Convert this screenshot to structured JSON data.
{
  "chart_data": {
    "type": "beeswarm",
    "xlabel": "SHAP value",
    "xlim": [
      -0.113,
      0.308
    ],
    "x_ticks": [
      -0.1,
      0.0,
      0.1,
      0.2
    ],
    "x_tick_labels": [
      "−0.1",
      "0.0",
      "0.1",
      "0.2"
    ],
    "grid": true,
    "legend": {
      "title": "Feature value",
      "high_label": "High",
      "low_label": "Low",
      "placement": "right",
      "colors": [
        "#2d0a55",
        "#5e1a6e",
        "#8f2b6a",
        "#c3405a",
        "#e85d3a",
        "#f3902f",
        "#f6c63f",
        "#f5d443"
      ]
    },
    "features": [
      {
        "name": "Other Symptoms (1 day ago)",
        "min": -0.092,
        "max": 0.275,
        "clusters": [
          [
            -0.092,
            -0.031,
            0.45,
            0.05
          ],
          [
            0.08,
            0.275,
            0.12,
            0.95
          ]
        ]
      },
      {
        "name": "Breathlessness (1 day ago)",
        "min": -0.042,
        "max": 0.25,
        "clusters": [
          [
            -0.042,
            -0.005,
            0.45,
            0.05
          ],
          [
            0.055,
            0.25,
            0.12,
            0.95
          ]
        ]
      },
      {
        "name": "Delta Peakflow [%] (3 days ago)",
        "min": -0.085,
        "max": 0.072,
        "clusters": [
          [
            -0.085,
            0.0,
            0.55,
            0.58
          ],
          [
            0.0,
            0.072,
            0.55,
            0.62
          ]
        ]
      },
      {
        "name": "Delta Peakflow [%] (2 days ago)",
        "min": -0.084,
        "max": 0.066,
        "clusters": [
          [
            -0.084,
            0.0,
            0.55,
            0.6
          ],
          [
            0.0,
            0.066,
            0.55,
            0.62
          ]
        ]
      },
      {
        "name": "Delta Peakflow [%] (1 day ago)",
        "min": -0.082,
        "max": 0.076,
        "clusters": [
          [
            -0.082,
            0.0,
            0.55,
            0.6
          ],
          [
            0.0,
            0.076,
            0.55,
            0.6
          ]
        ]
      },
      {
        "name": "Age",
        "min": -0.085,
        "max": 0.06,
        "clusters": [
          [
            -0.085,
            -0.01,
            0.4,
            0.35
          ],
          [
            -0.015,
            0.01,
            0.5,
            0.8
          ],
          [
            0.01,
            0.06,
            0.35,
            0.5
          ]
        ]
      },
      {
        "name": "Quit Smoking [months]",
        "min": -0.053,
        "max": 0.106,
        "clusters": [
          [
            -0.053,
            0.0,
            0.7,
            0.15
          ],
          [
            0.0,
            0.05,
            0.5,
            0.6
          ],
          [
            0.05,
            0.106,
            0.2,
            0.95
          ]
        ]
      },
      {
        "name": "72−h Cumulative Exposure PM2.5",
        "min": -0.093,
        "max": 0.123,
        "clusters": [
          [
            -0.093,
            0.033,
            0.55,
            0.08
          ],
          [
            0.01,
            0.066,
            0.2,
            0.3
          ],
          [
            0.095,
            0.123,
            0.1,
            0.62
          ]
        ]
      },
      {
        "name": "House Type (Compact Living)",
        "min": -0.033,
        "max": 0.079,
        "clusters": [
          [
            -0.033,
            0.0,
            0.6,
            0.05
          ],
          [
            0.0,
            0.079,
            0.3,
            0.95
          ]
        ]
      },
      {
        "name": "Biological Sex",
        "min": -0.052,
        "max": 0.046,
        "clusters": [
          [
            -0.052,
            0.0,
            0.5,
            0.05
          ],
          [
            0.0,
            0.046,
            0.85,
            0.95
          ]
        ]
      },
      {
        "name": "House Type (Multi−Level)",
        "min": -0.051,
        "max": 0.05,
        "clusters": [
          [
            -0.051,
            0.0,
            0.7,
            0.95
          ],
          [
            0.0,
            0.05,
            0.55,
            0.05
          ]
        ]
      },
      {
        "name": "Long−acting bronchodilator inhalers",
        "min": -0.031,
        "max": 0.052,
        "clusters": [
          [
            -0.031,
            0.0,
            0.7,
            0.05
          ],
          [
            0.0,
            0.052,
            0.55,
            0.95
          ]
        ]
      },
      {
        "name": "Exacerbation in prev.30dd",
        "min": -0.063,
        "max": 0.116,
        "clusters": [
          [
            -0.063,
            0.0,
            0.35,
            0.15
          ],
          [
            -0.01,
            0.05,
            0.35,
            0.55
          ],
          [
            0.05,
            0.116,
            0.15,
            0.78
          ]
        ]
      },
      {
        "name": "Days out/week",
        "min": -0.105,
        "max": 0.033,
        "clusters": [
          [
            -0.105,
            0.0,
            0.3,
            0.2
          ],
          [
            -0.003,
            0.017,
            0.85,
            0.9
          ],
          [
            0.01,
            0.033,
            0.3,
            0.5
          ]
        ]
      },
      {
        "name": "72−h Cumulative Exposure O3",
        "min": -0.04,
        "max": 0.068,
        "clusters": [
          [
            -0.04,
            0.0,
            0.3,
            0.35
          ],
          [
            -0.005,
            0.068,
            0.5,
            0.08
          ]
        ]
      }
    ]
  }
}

Written instruction:
Look over the listing. Pull out every line with the string "House" in it.

Correct result:
        "name": "House Type (Compact Living)",
        "name": "House Type (Multi−Level)",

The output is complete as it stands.